▼▼▼
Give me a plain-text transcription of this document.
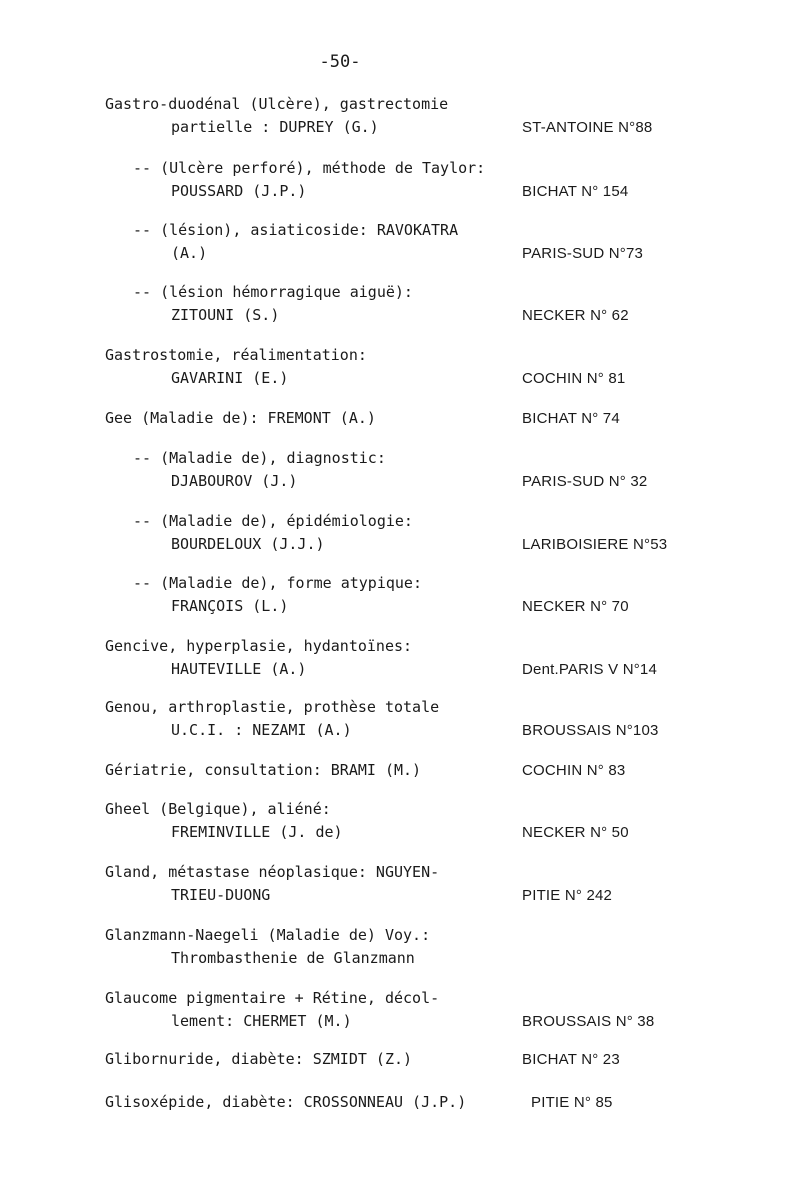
-50-
Gastro-duodénal (Ulcère), gastrectomie
partielle : DUPREY (G.)	ST-ANTOINE N°88
-- (Ulcère perforé), méthode de Taylor:
POUSSARD (J.P.)	BICHAT N° 154
-- (lésion), asiaticoside: RAVOKATRA
(A.)	PARIS-SUD N°73
-- (lésion hémorragique aiguë):
ZITOUNI (S.)	NECKER N° 62
Gastrostomie, réalimentation:
GAVARINI (E.)	COCHIN N° 81
Gee (Maladie de): FREMONT (A.)	BICHAT N° 74
-- (Maladie de), diagnostic:
DJABOUROV (J.)	PARIS-SUD N° 32
-- (Maladie de), épidémiologie:
BOURDELOUX (J.J.)	LARIBOISIERE N°53
-- (Maladie de), forme atypique:
FRANÇOIS (L.)	NECKER N° 70
Gencive, hyperplasie, hydantoïnes:
HAUTEVILLE (A.)	Dent.PARIS V N°14
Genou, arthroplastie, prothèse totale
U.C.I. : NEZAMI (A.)	BROUSSAIS N°103
Gériatrie, consultation: BRAMI (M.)	COCHIN N° 83
Gheel (Belgique), aliéné:
FREMINVILLE (J. de)	NECKER N° 50
Gland, métastase néoplasique: NGUYEN-
TRIEU-DUONG	PITIE N° 242
Glanzmann-Naegeli (Maladie de) Voy.:
Thrombasthenie de Glanzmann
Glaucome pigmentaire + Rétine, décol-
lement: CHERMET (M.)	BROUSSAIS N° 38
Glibornuride, diabète: SZMIDT (Z.)	BICHAT N° 23
Glisoxépide, diabète: CROSSONNEAU (J.P.)	PITIE N° 85
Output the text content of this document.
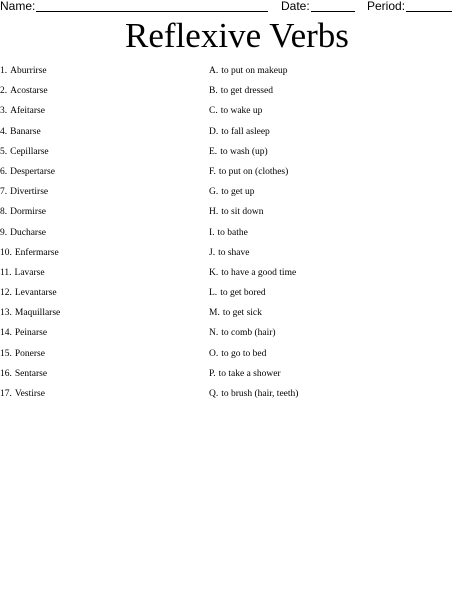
Name:	Date:	Period:
Reflexive Verbs
1. Aburrirse	A. to put on makeup
2. Acostarse	B. to get dressed
3. Afeitarse	C. to wake up
4. Banarse	D. to fall asleep
5. Cepillarse	E. to wash (up)
6. Despertarse	F. to put on (clothes)
7. Divertirse	G. to get up
8. Dormirse	H. to sit down
9. Ducharse	I. to bathe
10. Enfermarse	J. to shave
11. Lavarse	K. to have a good time
12. Levantarse	L. to get bored
13. Maquillarse	M. to get sick
14. Peinarse	N. to comb (hair)
15. Ponerse	O. to go to bed
16. Sentarse	P. to take a shower
17. Vestirse	Q. to brush (hair, teeth)
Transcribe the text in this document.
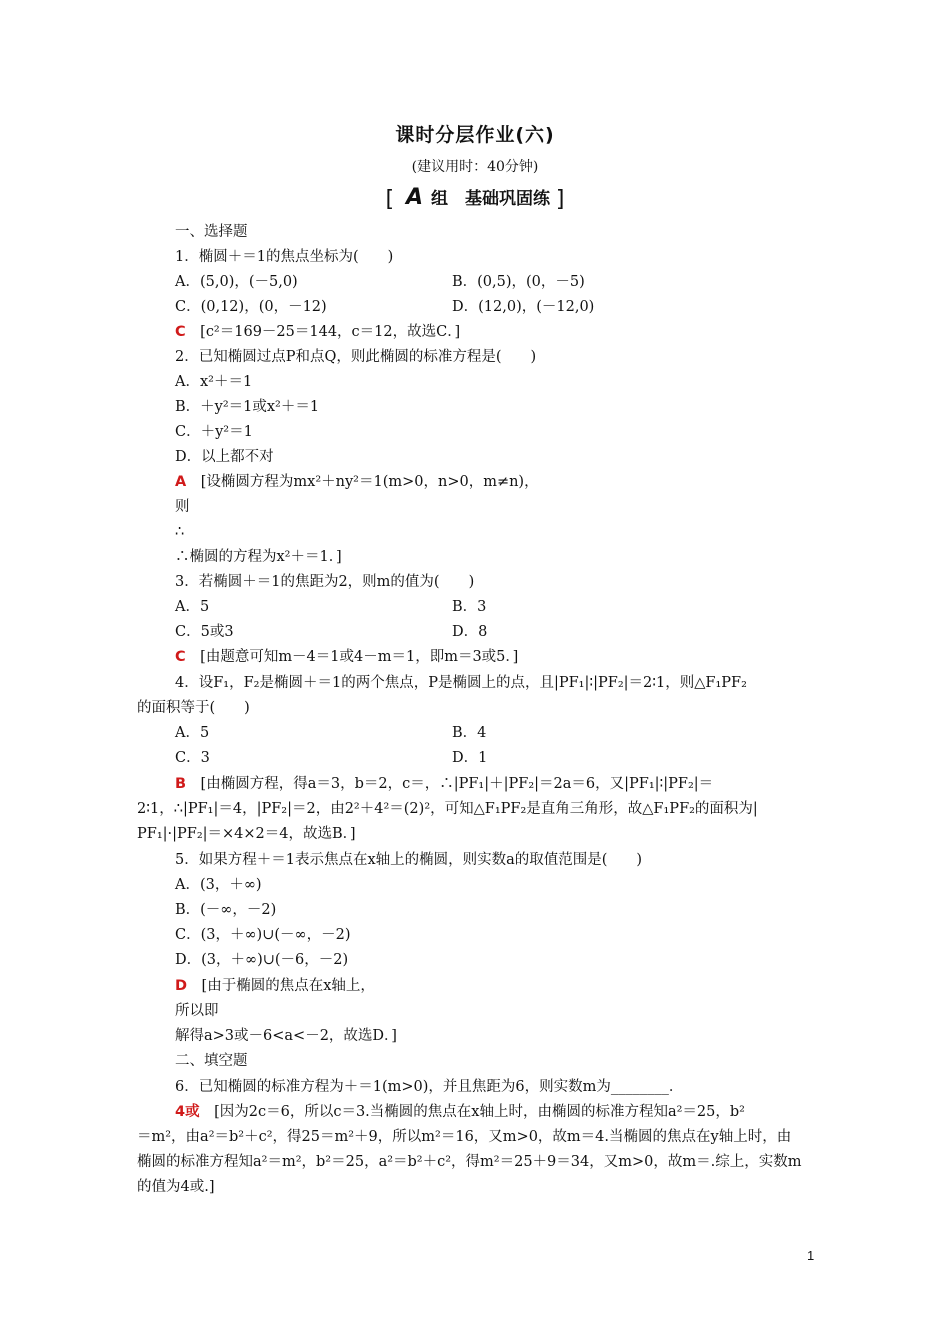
课时分层作业(六)
(建议用时：40分钟)
[ A 组　基础巩固练 ]
一、选择题
1．椭圆＋＝1的焦点坐标为(　　)
A．(5,0)，(－5,0)	B．(0,5)，(0，－5)
C．(0,12)，(0，－12)	D．(12,0)，(－12,0)
C　[c²＝169－25＝144，c＝12，故选C．]
2．已知椭圆过点P和点Q，则此椭圆的标准方程是(　　)
A．x²＋＝1
B．＋y²＝1或x²＋＝1
C．＋y²＝1
D．以上都不对
A　[设椭圆方程为mx²＋ny²＝1(m>0，n>0，m≠n)，
则
∴
∴椭圆的方程为x²＋＝1．]
3．若椭圆＋＝1的焦距为2，则m的值为(　　)
A．5	B．3
C．5或3	D．8
C　[由题意可知m－4＝1或4－m＝1，即m＝3或5．]
4．设F₁，F₂是椭圆＋＝1的两个焦点，P是椭圆上的点，且|PF₁|∶|PF₂|＝2∶1，则△F₁PF₂
的面积等于(　　)
A．5	B．4
C．3	D．1
B　[由椭圆方程，得a＝3，b＝2，c＝，∴|PF₁|＋|PF₂|＝2a＝6，又|PF₁|∶|PF₂|＝
2∶1，∴|PF₁|＝4，|PF₂|＝2，由2²＋4²＝(2)²，可知△F₁PF₂是直角三角形，故△F₁PF₂的面积为|
PF₁|·|PF₂|＝×4×2＝4，故选B．]
5．如果方程＋＝1表示焦点在x轴上的椭圆，则实数a的取值范围是(　　)
A．(3，＋∞)
B．(－∞，－2)
C．(3，＋∞)∪(－∞，－2)
D．(3，＋∞)∪(－6，－2)
D　[由于椭圆的焦点在x轴上，
所以即
解得a>3或－6<a<－2，故选D．]
二、填空题
6．已知椭圆的标准方程为＋＝1(m>0)，并且焦距为6，则实数m为________．
4或　[因为2c＝6，所以c＝3.当椭圆的焦点在x轴上时，由椭圆的标准方程知a²＝25，b²
＝m²，由a²＝b²＋c²，得25＝m²＋9，所以m²＝16，又m>0，故m＝4.当椭圆的焦点在y轴上时，由
椭圆的标准方程知a²＝m²，b²＝25，a²＝b²＋c²，得m²＝25＋9＝34，又m>0，故m＝.综上，实数m
的值为4或.]
1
▲▲▲
:: WHAT IS BEING ASKED ::
Show every line of the listing in which the string "NECKER" can be found.

:: FINAL RESULT ::
ZITOUNI (S.)	NECKER N° 62
FRANÇOIS (L.)	NECKER N° 70
FREMINVILLE (J. de)	NECKER N° 50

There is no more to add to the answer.